▸ **TASK TO COMPLETE**: Tally up how many lines in the listing below contain the string "입력해주세요", and give only the total.

▸ **DATA SUPPLIED**:

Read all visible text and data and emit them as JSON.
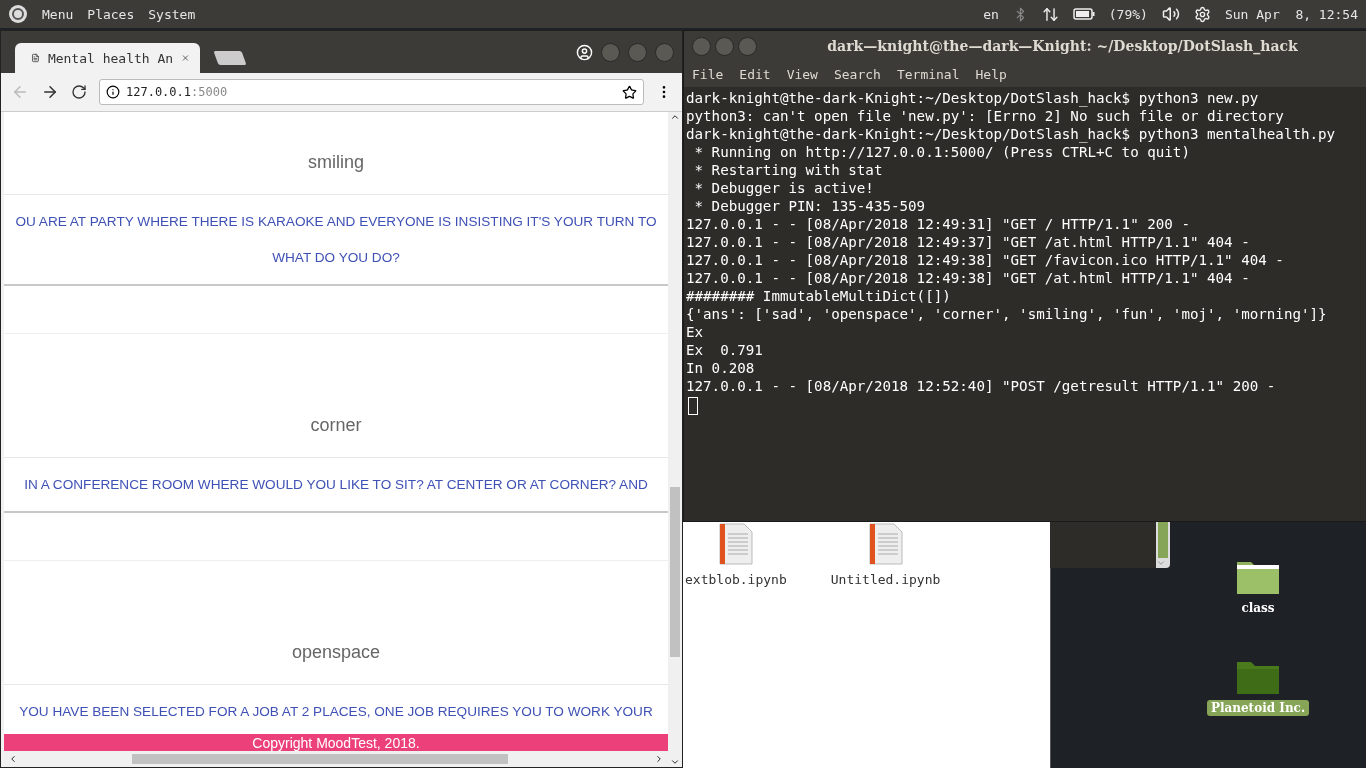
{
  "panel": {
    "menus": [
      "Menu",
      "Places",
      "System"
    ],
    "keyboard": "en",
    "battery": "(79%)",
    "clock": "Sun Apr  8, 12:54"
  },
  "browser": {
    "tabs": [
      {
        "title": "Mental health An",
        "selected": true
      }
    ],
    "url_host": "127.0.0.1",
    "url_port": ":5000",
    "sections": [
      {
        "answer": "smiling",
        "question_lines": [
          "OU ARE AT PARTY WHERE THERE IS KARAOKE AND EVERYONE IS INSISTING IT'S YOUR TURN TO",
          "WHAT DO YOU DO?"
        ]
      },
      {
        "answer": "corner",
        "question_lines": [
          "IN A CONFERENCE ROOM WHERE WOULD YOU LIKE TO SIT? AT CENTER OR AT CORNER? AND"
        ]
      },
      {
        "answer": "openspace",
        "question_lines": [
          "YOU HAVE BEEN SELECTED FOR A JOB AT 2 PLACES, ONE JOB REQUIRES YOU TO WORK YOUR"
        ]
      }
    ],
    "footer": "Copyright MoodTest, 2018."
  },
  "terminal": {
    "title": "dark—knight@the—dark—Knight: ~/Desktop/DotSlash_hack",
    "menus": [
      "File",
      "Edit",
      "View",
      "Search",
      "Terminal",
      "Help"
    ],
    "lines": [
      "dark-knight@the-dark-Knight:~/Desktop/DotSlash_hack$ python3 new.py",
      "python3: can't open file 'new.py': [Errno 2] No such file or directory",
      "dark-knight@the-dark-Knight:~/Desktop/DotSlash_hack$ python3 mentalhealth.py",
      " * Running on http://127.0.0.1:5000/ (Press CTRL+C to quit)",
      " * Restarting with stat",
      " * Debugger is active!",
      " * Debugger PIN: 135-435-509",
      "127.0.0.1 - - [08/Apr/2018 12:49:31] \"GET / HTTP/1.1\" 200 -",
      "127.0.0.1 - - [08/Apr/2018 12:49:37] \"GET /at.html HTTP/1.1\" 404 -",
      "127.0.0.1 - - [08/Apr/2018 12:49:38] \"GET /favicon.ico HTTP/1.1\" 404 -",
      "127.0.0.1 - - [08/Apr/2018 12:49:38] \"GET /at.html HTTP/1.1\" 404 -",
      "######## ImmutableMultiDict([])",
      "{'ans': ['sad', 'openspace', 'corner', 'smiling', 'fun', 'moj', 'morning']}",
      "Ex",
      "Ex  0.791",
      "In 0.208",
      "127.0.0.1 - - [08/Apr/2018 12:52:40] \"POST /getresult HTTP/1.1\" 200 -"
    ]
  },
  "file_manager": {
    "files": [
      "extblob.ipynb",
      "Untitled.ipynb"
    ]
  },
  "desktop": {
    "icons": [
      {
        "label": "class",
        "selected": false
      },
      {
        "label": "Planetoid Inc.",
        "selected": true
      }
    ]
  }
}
--
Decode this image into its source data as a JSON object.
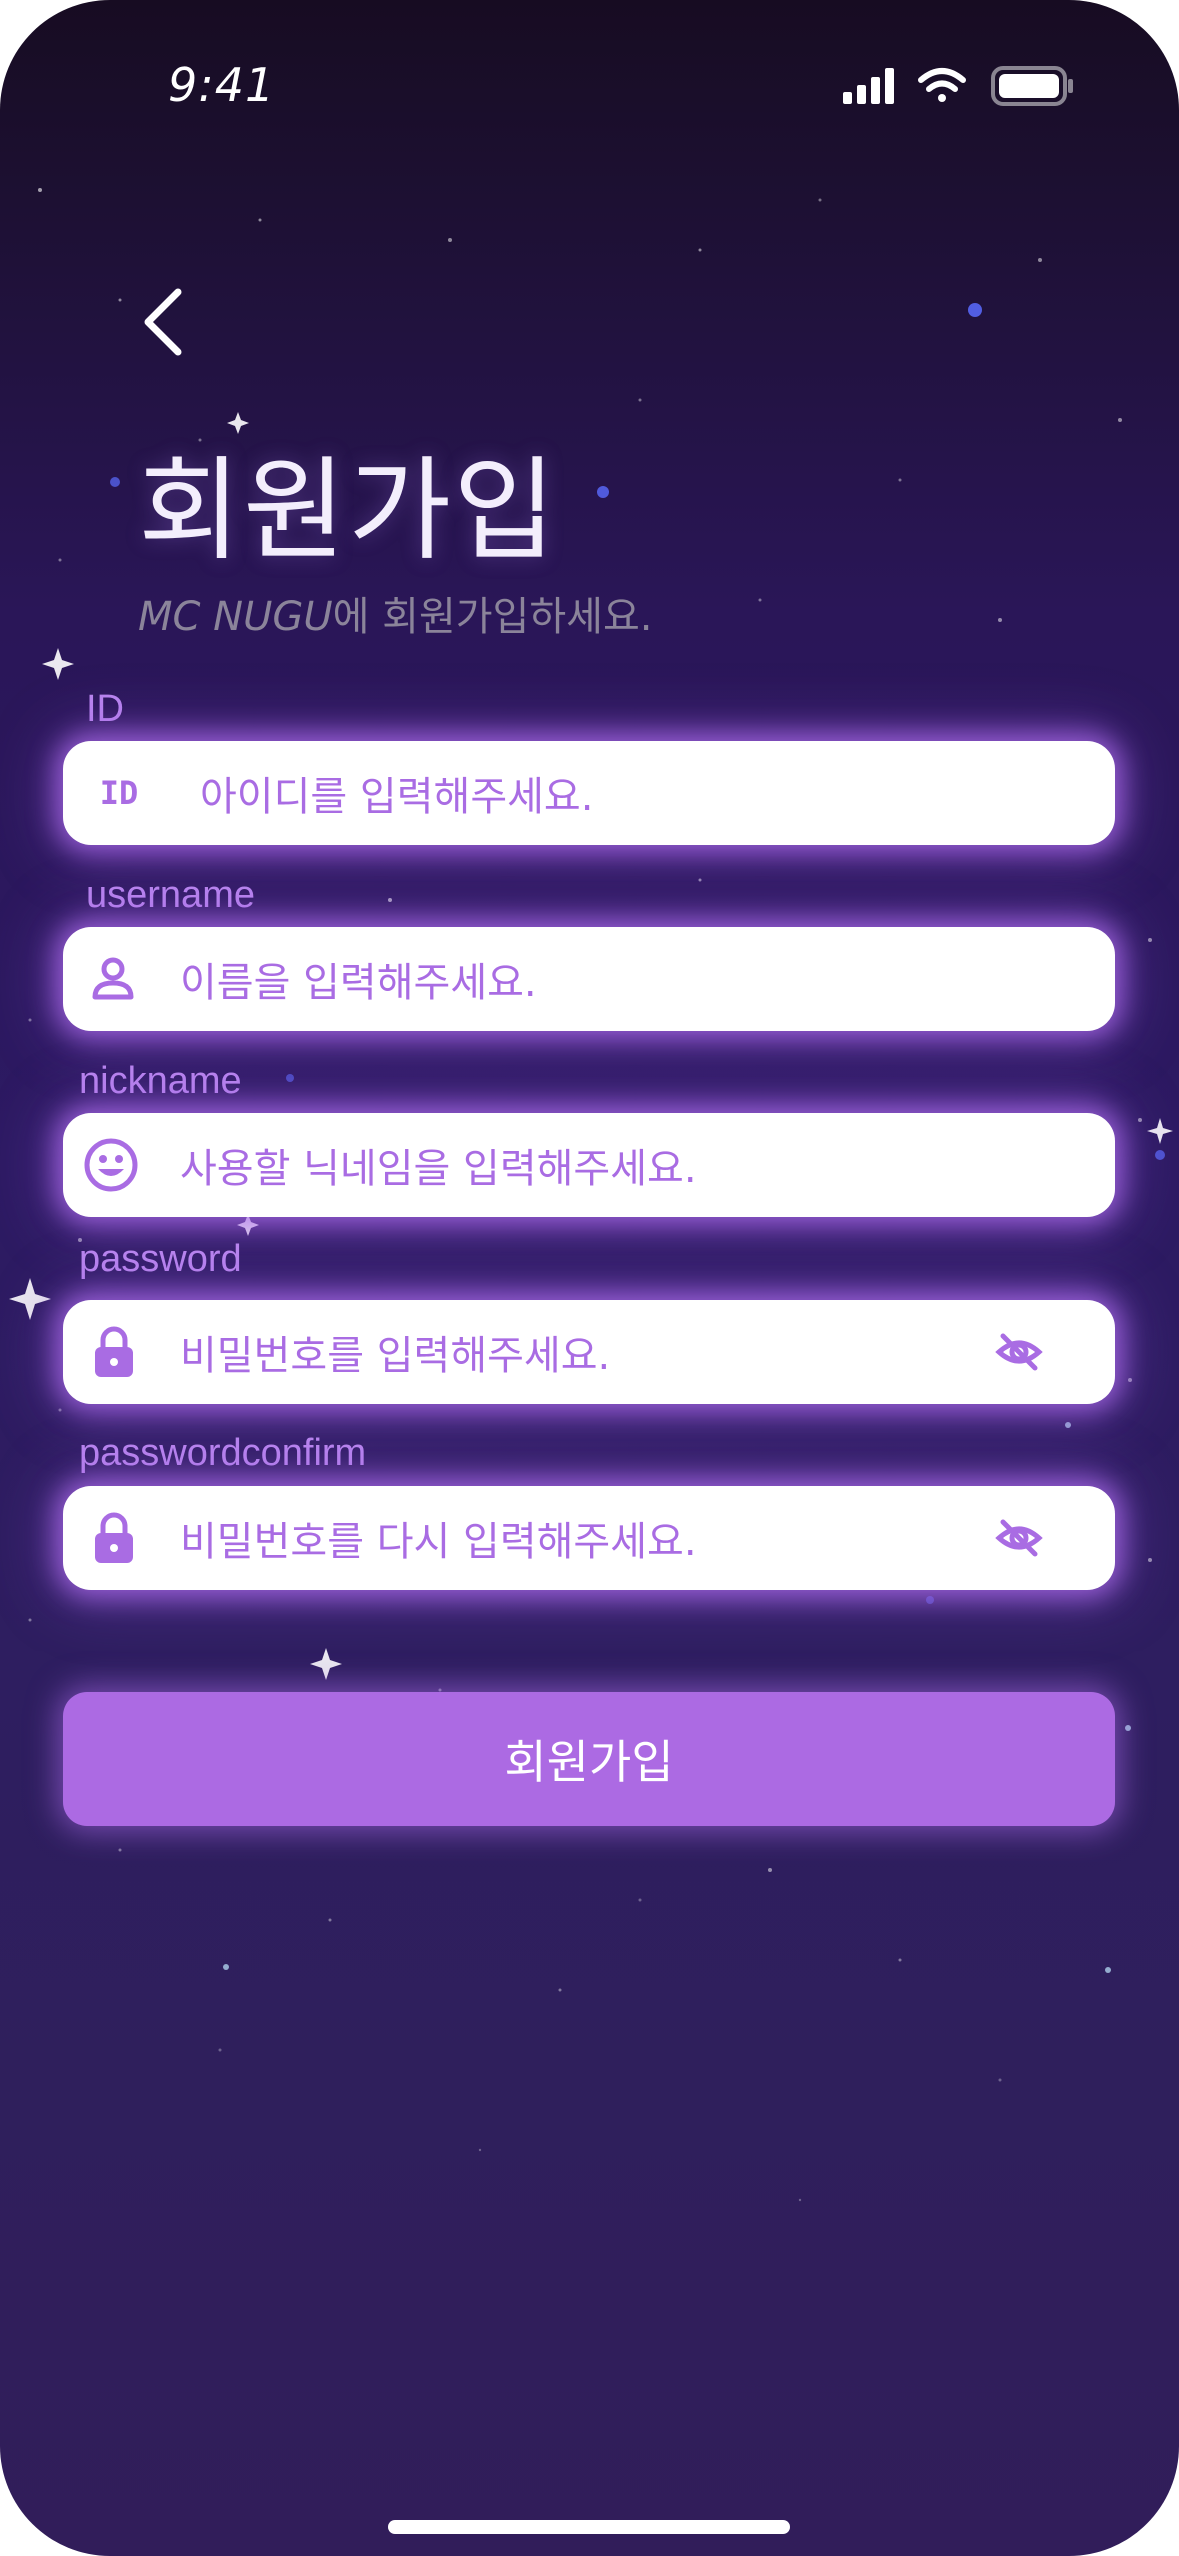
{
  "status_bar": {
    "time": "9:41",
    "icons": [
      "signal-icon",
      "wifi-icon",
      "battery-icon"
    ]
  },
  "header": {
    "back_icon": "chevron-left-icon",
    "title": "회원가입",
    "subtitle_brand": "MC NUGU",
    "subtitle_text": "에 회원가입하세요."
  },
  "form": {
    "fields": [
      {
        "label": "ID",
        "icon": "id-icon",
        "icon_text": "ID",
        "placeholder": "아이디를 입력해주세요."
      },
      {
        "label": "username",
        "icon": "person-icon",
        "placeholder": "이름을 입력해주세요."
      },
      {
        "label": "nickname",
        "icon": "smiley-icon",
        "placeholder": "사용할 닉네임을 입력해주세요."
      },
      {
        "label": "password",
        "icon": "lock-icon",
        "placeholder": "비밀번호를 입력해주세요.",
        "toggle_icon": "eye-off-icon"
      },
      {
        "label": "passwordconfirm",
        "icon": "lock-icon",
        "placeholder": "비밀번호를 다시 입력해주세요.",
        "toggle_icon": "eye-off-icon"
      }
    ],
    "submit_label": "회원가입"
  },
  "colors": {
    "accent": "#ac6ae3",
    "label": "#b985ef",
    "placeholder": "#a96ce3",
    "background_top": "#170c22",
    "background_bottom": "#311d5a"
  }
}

▸ **SOLUTION TO THIS EXERCISE**: 5